#### Information provided:
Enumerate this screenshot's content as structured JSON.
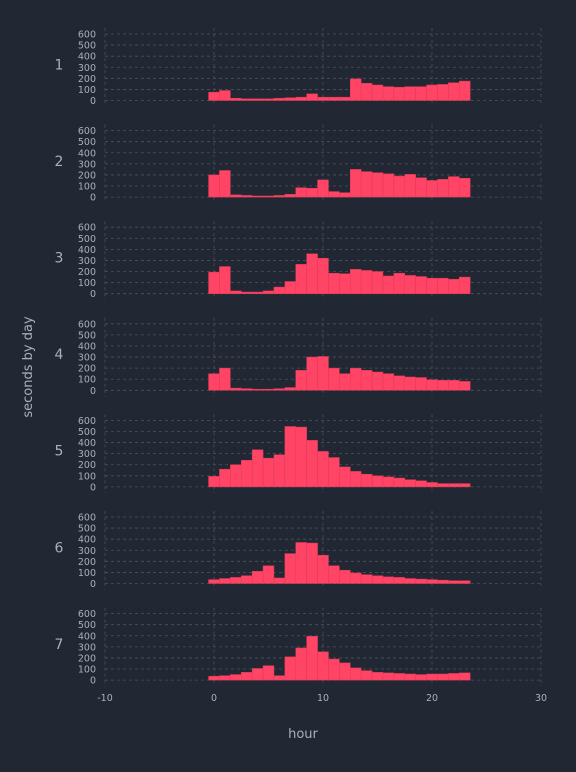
{
  "chart_data": {
    "type": "bar",
    "xlabel": "hour",
    "ylabel": "seconds by day",
    "xlim": [
      -10,
      30
    ],
    "xticks": [
      -10,
      0,
      10,
      20,
      30
    ],
    "ylim": [
      0,
      600
    ],
    "yticks": [
      0,
      100,
      200,
      300,
      400,
      500,
      600
    ],
    "grid": true,
    "bar_color": "#ff4466",
    "background": "#212833",
    "text_color": "#a9b0ba",
    "x": [
      0,
      1,
      2,
      3,
      4,
      5,
      6,
      7,
      8,
      9,
      10,
      11,
      12,
      13,
      14,
      15,
      16,
      17,
      18,
      19,
      20,
      21,
      22,
      23
    ],
    "panels": [
      {
        "label": "1",
        "values": [
          75,
          90,
          20,
          15,
          15,
          15,
          20,
          25,
          30,
          60,
          30,
          30,
          30,
          195,
          155,
          140,
          125,
          120,
          125,
          125,
          140,
          145,
          160,
          175
        ]
      },
      {
        "label": "2",
        "values": [
          200,
          240,
          20,
          15,
          10,
          10,
          15,
          25,
          85,
          80,
          155,
          50,
          40,
          250,
          230,
          220,
          210,
          190,
          205,
          175,
          150,
          160,
          185,
          170
        ]
      },
      {
        "label": "3",
        "values": [
          195,
          245,
          25,
          15,
          15,
          25,
          60,
          110,
          265,
          360,
          320,
          185,
          180,
          220,
          210,
          200,
          160,
          185,
          165,
          155,
          140,
          140,
          130,
          150
        ]
      },
      {
        "label": "4",
        "values": [
          150,
          200,
          20,
          15,
          10,
          10,
          15,
          25,
          180,
          300,
          305,
          200,
          150,
          200,
          180,
          165,
          150,
          130,
          120,
          115,
          95,
          90,
          90,
          80
        ]
      },
      {
        "label": "5",
        "values": [
          95,
          160,
          200,
          240,
          335,
          260,
          290,
          545,
          540,
          420,
          320,
          265,
          180,
          140,
          115,
          100,
          90,
          80,
          65,
          55,
          40,
          30,
          30,
          30
        ]
      },
      {
        "label": "6",
        "values": [
          35,
          45,
          55,
          70,
          110,
          160,
          50,
          270,
          370,
          365,
          255,
          160,
          120,
          95,
          80,
          70,
          60,
          55,
          45,
          40,
          35,
          30,
          25,
          25
        ]
      },
      {
        "label": "7",
        "values": [
          35,
          40,
          50,
          70,
          105,
          130,
          40,
          210,
          290,
          395,
          255,
          190,
          155,
          110,
          85,
          70,
          65,
          60,
          55,
          50,
          55,
          55,
          60,
          65
        ]
      }
    ]
  }
}
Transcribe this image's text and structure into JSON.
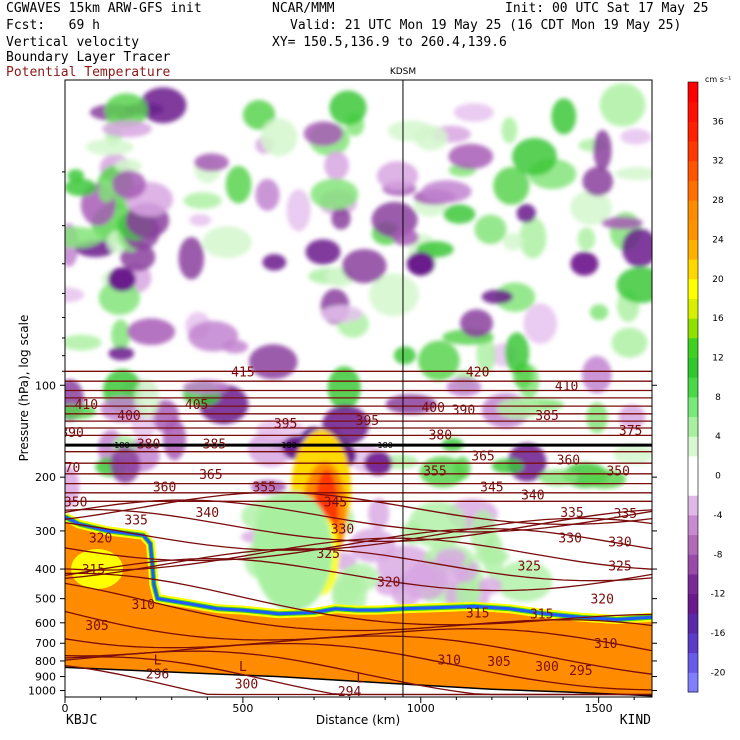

#### Problem details:
Copy the records above exactly, leaving out every picture.

#### In response:
Enumerate this screenshot's content as structured JSON.
{
  "chart_data": {
    "type": "bar",
    "xlabel": "hour",
    "ylabel": "seconds by day",
    "xlim": [
      -10,
      30
    ],
    "xticks": [
      -10,
      0,
      10,
      20,
      30
    ],
    "ylim": [
      0,
      600
    ],
    "yticks": [
      0,
      100,
      200,
      300,
      400,
      500,
      600
    ],
    "grid": true,
    "bar_color": "#ff4466",
    "background": "#212833",
    "text_color": "#a9b0ba",
    "x": [
      0,
      1,
      2,
      3,
      4,
      5,
      6,
      7,
      8,
      9,
      10,
      11,
      12,
      13,
      14,
      15,
      16,
      17,
      18,
      19,
      20,
      21,
      22,
      23
    ],
    "panels": [
      {
        "label": "1",
        "values": [
          75,
          90,
          20,
          15,
          15,
          15,
          20,
          25,
          30,
          60,
          30,
          30,
          30,
          195,
          155,
          140,
          125,
          120,
          125,
          125,
          140,
          145,
          160,
          175
        ]
      },
      {
        "label": "2",
        "values": [
          200,
          240,
          20,
          15,
          10,
          10,
          15,
          25,
          85,
          80,
          155,
          50,
          40,
          250,
          230,
          220,
          210,
          190,
          205,
          175,
          150,
          160,
          185,
          170
        ]
      },
      {
        "label": "3",
        "values": [
          195,
          245,
          25,
          15,
          15,
          25,
          60,
          110,
          265,
          360,
          320,
          185,
          180,
          220,
          210,
          200,
          160,
          185,
          165,
          155,
          140,
          140,
          130,
          150
        ]
      },
      {
        "label": "4",
        "values": [
          150,
          200,
          20,
          15,
          10,
          10,
          15,
          25,
          180,
          300,
          305,
          200,
          150,
          200,
          180,
          165,
          150,
          130,
          120,
          115,
          95,
          90,
          90,
          80
        ]
      },
      {
        "label": "5",
        "values": [
          95,
          160,
          200,
          240,
          335,
          260,
          290,
          545,
          540,
          420,
          320,
          265,
          180,
          140,
          115,
          100,
          90,
          80,
          65,
          55,
          40,
          30,
          30,
          30
        ]
      },
      {
        "label": "6",
        "values": [
          35,
          45,
          55,
          70,
          110,
          160,
          50,
          270,
          370,
          365,
          255,
          160,
          120,
          95,
          80,
          70,
          60,
          55,
          45,
          40,
          35,
          30,
          25,
          25
        ]
      },
      {
        "label": "7",
        "values": [
          35,
          40,
          50,
          70,
          105,
          130,
          40,
          210,
          290,
          395,
          255,
          190,
          155,
          110,
          85,
          70,
          65,
          60,
          55,
          50,
          55,
          55,
          60,
          65
        ]
      }
    ]
  }
}
Transcribe this image's text and structure into JSON.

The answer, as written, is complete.